Reproduce verbatim every line of the data below, from the first line up to and including the line containing "data-point <box>330 735 348 753</box>".

---

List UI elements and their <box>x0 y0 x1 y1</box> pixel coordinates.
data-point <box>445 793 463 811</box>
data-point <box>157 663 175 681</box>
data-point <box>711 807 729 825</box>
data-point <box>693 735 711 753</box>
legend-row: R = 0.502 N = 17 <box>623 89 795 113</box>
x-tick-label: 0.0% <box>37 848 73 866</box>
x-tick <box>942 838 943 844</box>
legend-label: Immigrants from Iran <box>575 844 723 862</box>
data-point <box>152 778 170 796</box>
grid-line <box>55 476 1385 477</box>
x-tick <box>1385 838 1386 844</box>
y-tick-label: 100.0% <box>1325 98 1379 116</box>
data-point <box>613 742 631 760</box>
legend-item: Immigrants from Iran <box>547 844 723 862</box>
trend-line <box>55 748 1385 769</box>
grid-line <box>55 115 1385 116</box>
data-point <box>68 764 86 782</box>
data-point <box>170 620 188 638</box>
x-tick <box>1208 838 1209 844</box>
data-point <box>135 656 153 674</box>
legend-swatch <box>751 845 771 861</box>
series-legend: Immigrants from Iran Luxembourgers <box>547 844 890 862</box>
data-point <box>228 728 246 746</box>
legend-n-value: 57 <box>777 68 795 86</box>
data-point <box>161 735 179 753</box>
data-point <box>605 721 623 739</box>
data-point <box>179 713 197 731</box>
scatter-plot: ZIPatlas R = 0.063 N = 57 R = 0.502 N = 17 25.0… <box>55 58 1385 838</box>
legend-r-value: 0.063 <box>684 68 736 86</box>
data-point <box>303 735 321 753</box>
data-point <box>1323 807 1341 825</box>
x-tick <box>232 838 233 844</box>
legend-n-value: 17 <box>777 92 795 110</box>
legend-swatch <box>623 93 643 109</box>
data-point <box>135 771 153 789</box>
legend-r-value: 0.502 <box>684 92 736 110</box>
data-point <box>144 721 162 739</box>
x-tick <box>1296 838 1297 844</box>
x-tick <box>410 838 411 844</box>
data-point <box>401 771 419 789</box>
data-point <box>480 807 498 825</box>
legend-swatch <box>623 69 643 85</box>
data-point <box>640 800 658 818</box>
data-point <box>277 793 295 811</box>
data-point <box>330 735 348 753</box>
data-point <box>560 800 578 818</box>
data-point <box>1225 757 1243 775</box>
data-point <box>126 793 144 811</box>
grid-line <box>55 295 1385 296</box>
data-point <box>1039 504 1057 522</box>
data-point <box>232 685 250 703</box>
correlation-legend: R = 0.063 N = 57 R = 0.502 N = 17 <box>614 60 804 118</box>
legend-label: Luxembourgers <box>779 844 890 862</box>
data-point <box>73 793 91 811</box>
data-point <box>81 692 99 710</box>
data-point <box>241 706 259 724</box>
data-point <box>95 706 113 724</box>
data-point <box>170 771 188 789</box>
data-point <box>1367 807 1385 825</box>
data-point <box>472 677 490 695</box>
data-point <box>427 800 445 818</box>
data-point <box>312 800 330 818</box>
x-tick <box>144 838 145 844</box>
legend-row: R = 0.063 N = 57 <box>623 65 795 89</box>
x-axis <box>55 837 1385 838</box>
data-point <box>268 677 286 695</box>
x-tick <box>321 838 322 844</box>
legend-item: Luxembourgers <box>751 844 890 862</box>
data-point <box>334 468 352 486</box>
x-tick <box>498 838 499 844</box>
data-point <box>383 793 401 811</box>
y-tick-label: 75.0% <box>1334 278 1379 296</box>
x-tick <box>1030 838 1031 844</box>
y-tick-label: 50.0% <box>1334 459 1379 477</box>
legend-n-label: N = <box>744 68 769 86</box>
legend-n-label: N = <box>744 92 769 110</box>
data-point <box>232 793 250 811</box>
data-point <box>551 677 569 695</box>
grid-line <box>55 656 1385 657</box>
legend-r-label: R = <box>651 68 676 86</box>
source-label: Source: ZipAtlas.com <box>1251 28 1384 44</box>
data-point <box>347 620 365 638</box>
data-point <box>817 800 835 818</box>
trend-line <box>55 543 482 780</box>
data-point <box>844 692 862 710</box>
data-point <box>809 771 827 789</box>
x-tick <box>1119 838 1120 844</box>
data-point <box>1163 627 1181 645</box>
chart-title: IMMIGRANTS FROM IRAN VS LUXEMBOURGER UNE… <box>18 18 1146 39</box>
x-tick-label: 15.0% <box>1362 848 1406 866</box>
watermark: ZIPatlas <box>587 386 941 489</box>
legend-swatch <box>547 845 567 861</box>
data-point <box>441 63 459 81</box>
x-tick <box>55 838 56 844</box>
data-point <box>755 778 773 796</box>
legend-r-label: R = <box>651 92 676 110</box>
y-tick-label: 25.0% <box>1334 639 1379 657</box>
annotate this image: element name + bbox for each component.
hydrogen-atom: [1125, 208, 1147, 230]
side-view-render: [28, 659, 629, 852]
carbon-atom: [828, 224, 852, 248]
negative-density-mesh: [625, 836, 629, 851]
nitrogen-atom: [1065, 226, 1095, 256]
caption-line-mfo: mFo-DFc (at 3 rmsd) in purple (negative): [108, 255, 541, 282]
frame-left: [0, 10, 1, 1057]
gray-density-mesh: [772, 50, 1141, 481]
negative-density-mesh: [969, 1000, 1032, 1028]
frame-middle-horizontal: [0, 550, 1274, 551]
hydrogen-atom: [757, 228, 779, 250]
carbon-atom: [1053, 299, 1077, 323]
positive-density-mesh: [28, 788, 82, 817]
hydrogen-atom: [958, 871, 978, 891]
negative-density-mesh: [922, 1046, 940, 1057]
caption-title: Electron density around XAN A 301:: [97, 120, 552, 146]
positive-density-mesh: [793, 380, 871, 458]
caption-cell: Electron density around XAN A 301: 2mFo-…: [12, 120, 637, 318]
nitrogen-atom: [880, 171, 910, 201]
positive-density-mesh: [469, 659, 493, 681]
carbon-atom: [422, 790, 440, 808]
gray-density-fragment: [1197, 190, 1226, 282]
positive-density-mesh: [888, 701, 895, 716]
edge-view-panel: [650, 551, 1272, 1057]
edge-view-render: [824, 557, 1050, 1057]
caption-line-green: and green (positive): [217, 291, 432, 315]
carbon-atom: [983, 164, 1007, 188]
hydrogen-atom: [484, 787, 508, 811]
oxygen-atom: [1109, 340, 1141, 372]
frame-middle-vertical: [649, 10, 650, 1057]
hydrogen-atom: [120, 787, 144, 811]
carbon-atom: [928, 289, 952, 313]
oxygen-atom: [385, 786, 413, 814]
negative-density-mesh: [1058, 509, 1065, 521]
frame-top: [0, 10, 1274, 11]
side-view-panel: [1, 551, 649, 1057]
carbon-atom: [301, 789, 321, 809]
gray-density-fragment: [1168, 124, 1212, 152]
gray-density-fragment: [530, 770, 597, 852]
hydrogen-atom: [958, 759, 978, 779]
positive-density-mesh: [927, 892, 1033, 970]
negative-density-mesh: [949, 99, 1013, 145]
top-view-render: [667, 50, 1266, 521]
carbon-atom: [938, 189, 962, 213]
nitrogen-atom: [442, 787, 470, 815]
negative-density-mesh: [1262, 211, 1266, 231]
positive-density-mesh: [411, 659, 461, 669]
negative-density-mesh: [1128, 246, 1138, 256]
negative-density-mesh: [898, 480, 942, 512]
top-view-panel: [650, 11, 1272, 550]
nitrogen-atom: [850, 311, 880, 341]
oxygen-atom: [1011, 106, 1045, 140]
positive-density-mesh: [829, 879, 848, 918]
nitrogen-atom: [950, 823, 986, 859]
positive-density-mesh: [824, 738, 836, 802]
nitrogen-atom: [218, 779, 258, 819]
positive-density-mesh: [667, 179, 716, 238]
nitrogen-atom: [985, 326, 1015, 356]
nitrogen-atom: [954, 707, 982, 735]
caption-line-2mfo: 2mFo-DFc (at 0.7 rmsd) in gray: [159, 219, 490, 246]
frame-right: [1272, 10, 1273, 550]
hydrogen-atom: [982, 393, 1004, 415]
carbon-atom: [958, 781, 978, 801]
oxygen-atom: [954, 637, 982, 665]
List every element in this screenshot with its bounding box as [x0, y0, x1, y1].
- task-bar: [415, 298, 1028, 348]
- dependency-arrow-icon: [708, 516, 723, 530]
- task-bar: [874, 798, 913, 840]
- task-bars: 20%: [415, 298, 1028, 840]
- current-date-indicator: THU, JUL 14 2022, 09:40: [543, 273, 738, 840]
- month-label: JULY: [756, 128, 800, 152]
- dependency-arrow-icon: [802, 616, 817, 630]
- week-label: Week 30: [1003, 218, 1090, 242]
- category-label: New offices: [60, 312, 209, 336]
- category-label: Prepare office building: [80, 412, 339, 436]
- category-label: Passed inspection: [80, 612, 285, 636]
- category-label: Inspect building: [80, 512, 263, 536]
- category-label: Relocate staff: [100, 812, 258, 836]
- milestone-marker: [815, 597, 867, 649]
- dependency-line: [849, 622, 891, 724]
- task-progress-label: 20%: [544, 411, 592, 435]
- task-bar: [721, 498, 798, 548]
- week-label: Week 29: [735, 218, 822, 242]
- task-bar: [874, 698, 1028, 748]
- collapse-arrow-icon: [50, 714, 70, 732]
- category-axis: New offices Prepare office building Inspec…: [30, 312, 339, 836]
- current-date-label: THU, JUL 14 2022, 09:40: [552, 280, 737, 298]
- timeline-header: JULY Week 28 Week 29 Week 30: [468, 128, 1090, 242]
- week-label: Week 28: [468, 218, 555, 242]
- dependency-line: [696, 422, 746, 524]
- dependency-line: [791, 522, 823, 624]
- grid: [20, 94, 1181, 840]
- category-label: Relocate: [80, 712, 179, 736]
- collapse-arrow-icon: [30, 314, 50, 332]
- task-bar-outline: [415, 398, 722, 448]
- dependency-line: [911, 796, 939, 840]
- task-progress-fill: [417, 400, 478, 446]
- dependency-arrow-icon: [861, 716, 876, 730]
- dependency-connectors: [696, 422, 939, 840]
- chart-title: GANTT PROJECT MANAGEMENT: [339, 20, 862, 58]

---

▸ Solution:
List UI elements and their <box>x0 y0 x1 y1</box> pixel coordinates.
data-point <box>445 793 463 811</box>
data-point <box>157 663 175 681</box>
data-point <box>711 807 729 825</box>
data-point <box>693 735 711 753</box>
legend-row: R = 0.502 N = 17 <box>623 89 795 113</box>
x-tick-label: 0.0% <box>37 848 73 866</box>
x-tick <box>942 838 943 844</box>
legend-label: Immigrants from Iran <box>575 844 723 862</box>
data-point <box>152 778 170 796</box>
grid-line <box>55 476 1385 477</box>
x-tick <box>1385 838 1386 844</box>
y-tick-label: 100.0% <box>1325 98 1379 116</box>
data-point <box>613 742 631 760</box>
legend-item: Immigrants from Iran <box>547 844 723 862</box>
trend-line <box>55 748 1385 769</box>
grid-line <box>55 115 1385 116</box>
data-point <box>68 764 86 782</box>
data-point <box>170 620 188 638</box>
x-tick <box>1208 838 1209 844</box>
data-point <box>135 656 153 674</box>
legend-swatch <box>751 845 771 861</box>
series-legend: Immigrants from Iran Luxembourgers <box>547 844 890 862</box>
data-point <box>228 728 246 746</box>
legend-n-value: 57 <box>777 68 795 86</box>
data-point <box>161 735 179 753</box>
data-point <box>605 721 623 739</box>
data-point <box>179 713 197 731</box>
scatter-plot: ZIPatlas R = 0.063 N = 57 R = 0.502 N = 17 25.0… <box>55 58 1385 838</box>
legend-r-value: 0.063 <box>684 68 736 86</box>
data-point <box>303 735 321 753</box>
data-point <box>1323 807 1341 825</box>
x-tick <box>232 838 233 844</box>
legend-n-value: 17 <box>777 92 795 110</box>
legend-swatch <box>623 93 643 109</box>
data-point <box>135 771 153 789</box>
legend-r-value: 0.502 <box>684 92 736 110</box>
data-point <box>144 721 162 739</box>
x-tick <box>1296 838 1297 844</box>
x-tick <box>410 838 411 844</box>
data-point <box>401 771 419 789</box>
data-point <box>480 807 498 825</box>
legend-swatch <box>623 69 643 85</box>
data-point <box>640 800 658 818</box>
data-point <box>277 793 295 811</box>
data-point <box>330 735 348 753</box>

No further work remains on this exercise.